--- Begin GIVEN DATA ---

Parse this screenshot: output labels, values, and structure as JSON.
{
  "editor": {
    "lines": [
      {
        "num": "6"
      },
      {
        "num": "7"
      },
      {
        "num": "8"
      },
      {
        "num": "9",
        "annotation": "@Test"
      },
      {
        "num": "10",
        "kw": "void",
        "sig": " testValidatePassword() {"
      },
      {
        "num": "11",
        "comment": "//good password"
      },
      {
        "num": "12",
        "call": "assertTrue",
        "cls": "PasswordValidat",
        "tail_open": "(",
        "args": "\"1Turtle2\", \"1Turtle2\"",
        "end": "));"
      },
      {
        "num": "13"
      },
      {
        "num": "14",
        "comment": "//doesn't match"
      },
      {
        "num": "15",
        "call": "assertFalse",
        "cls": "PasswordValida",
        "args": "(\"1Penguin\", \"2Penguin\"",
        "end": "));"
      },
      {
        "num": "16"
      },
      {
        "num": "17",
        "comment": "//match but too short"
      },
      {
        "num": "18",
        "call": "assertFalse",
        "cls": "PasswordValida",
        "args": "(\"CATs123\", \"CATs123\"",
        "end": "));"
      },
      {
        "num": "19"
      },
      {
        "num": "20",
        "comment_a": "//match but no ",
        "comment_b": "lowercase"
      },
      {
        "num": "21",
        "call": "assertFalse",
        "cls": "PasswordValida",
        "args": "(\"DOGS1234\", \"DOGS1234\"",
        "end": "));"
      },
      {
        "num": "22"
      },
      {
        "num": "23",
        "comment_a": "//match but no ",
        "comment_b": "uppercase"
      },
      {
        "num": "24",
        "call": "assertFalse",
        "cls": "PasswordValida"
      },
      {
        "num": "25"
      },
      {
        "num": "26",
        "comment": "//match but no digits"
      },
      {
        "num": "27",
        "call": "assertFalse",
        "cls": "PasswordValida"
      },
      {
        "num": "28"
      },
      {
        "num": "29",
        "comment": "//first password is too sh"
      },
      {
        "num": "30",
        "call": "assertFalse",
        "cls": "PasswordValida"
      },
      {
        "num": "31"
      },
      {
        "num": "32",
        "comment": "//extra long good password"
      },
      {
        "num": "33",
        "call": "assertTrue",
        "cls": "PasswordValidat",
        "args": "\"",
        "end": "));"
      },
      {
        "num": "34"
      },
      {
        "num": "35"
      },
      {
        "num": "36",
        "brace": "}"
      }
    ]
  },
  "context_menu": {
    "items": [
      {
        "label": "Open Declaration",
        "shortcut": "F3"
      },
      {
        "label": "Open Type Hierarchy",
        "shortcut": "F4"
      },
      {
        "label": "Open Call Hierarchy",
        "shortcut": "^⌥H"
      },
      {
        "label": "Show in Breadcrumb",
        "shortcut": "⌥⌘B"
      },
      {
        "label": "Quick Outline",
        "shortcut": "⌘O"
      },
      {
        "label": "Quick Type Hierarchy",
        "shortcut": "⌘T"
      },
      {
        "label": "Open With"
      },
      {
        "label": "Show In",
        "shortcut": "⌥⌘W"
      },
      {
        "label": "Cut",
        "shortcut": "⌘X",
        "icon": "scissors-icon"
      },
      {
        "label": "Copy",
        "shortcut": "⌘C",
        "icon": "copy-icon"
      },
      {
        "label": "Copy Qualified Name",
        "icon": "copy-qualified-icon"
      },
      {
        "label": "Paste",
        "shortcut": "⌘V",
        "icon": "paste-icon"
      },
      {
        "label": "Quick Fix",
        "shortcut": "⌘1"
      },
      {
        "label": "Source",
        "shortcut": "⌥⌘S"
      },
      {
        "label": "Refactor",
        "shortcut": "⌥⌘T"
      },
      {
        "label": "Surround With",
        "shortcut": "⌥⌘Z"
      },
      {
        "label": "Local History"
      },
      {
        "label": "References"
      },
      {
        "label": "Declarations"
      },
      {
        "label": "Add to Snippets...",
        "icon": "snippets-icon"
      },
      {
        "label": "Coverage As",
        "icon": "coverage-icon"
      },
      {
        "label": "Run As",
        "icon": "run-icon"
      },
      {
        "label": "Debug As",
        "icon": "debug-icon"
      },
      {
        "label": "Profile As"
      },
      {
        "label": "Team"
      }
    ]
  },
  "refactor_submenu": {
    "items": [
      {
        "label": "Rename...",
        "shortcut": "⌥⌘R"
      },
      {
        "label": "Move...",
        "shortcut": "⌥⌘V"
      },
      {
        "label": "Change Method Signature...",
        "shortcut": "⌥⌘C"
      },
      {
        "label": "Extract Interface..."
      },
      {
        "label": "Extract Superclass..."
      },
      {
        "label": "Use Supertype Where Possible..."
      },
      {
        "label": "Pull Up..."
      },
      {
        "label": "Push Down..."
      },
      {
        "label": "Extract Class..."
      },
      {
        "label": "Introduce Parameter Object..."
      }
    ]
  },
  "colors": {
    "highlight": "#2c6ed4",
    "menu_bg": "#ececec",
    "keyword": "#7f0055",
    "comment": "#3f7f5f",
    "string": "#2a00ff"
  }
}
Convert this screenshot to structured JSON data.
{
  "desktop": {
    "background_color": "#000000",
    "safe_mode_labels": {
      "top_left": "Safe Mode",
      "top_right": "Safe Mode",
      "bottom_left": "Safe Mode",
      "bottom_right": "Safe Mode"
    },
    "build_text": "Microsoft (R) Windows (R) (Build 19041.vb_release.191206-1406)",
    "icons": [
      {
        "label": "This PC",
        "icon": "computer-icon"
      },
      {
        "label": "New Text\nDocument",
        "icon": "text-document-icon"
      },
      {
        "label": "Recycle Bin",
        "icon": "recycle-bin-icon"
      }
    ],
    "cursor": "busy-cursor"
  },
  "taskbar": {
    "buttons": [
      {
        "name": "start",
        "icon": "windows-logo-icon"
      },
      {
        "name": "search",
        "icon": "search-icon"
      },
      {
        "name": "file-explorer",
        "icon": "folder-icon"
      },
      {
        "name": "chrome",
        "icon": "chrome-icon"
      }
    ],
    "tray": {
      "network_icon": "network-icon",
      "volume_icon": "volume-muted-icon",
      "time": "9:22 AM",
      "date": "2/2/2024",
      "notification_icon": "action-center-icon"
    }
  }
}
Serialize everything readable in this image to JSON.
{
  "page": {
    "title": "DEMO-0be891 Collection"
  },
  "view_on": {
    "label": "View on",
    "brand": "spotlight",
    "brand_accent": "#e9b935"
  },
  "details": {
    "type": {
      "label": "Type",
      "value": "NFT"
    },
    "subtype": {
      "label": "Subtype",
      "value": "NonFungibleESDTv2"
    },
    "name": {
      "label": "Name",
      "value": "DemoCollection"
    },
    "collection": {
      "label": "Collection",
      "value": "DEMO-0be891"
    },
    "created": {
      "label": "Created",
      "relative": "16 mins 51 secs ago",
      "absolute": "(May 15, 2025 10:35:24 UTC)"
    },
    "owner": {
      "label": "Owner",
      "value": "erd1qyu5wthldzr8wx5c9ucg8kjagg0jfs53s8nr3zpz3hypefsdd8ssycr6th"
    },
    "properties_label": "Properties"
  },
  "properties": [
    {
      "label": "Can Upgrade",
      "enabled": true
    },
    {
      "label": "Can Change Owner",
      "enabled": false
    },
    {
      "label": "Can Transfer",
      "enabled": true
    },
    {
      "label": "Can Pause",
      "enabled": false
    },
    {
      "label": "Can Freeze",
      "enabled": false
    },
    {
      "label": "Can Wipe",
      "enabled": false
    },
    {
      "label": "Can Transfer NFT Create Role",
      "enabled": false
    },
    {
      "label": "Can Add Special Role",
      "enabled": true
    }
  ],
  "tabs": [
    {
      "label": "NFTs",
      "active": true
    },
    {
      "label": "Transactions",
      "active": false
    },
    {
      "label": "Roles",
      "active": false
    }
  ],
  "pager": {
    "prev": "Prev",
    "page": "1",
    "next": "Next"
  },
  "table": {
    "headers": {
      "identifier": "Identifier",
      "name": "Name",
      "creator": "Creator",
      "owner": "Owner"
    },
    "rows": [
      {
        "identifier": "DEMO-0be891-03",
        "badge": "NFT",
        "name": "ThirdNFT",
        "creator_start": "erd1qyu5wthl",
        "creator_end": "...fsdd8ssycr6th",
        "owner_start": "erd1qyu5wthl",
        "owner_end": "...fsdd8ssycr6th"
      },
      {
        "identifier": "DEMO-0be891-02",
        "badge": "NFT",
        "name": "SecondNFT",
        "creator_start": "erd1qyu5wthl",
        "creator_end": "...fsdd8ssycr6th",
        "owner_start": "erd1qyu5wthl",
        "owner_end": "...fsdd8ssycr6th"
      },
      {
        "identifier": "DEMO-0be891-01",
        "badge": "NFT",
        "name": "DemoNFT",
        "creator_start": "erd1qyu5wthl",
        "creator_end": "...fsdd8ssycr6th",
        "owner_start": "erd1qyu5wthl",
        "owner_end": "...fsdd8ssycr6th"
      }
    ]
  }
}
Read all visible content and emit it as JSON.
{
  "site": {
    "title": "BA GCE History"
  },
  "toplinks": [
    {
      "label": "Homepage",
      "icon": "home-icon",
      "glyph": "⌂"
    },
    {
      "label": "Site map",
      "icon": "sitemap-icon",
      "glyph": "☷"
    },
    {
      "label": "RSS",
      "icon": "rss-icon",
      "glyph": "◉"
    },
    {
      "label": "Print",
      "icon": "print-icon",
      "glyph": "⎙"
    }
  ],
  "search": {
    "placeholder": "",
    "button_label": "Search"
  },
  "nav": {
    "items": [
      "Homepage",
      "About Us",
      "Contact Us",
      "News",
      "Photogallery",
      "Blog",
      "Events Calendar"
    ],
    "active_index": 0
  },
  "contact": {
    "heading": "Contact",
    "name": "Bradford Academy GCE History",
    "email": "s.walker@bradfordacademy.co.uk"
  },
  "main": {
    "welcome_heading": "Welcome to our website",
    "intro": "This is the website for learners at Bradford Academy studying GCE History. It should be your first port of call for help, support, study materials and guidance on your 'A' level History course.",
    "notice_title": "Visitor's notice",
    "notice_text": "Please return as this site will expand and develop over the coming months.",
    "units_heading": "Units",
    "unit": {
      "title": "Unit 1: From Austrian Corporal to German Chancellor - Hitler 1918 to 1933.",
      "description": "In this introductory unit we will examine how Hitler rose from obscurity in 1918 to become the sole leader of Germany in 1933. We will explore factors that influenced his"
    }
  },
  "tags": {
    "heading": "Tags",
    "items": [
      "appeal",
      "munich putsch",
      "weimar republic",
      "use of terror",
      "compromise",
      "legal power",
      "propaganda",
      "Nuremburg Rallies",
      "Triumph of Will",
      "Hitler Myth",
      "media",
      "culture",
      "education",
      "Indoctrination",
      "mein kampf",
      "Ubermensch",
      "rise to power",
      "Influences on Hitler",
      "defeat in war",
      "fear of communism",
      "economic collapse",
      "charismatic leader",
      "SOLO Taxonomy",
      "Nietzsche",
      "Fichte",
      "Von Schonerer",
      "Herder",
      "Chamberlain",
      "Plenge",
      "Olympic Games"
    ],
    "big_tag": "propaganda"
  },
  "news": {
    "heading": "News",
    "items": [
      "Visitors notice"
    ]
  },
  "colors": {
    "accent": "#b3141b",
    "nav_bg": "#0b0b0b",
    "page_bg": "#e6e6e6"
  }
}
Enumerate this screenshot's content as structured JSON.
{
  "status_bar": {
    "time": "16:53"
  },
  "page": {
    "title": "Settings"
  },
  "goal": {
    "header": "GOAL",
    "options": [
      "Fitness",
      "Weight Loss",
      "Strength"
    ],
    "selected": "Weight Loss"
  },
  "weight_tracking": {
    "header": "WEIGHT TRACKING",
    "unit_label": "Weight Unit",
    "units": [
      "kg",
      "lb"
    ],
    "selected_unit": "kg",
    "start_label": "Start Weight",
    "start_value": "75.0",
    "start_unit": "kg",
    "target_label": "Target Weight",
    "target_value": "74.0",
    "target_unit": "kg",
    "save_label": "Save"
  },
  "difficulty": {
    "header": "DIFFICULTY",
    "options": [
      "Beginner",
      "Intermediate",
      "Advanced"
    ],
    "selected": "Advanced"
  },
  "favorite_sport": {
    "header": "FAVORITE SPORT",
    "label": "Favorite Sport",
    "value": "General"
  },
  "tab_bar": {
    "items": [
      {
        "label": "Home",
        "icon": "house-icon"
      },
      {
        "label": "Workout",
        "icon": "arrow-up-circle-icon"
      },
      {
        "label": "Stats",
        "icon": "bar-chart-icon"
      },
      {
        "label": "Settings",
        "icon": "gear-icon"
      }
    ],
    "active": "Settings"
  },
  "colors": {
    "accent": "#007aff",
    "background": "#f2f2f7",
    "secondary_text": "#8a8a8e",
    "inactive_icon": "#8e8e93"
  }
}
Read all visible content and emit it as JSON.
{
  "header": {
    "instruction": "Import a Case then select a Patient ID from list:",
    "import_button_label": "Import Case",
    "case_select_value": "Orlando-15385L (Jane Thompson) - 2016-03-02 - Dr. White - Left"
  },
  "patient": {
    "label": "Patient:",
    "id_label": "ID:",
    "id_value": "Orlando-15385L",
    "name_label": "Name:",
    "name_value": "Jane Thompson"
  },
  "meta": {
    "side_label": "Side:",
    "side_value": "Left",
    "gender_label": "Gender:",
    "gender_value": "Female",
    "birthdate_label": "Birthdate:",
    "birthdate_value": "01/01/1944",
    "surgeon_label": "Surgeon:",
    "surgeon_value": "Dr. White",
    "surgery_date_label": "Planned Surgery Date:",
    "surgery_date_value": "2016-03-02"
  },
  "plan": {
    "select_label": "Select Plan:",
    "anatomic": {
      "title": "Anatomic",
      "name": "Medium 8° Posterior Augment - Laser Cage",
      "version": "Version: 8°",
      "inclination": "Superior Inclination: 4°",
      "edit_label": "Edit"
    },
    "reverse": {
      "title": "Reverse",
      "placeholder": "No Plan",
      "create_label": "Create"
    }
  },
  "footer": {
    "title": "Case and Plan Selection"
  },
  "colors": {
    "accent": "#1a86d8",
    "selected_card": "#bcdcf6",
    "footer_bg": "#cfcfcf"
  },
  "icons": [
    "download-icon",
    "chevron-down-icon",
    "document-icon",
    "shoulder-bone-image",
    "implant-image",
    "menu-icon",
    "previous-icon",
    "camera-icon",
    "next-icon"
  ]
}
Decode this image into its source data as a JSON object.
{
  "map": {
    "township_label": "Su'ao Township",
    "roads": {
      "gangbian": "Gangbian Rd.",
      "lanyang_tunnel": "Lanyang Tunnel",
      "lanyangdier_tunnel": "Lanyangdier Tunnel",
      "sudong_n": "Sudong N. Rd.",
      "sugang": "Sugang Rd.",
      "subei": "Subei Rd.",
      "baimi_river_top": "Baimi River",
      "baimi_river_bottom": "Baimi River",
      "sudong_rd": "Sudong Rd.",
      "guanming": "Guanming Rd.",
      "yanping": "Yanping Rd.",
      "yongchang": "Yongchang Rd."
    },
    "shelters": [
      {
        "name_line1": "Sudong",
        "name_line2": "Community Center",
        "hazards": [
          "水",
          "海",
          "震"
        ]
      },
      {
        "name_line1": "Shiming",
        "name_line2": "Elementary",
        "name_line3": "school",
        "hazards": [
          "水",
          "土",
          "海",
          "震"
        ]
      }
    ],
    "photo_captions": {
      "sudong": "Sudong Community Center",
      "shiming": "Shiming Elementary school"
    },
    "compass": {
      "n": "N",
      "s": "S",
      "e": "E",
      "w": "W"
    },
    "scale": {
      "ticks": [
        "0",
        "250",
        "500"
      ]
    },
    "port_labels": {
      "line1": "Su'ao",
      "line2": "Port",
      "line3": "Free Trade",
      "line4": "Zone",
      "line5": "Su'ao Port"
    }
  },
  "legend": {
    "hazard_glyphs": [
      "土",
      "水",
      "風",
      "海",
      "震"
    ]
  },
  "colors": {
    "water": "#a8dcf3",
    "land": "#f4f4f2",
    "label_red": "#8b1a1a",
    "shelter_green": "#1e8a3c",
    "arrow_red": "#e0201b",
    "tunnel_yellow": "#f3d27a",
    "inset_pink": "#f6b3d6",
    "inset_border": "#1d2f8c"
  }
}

--- End GIVEN DATA ---

WHAT NEEDS TO BE DONE -
Of the lines in the material, how many hold the word "Jane"? Reply with the number only.

RESULT OF THE EXERCISE -
2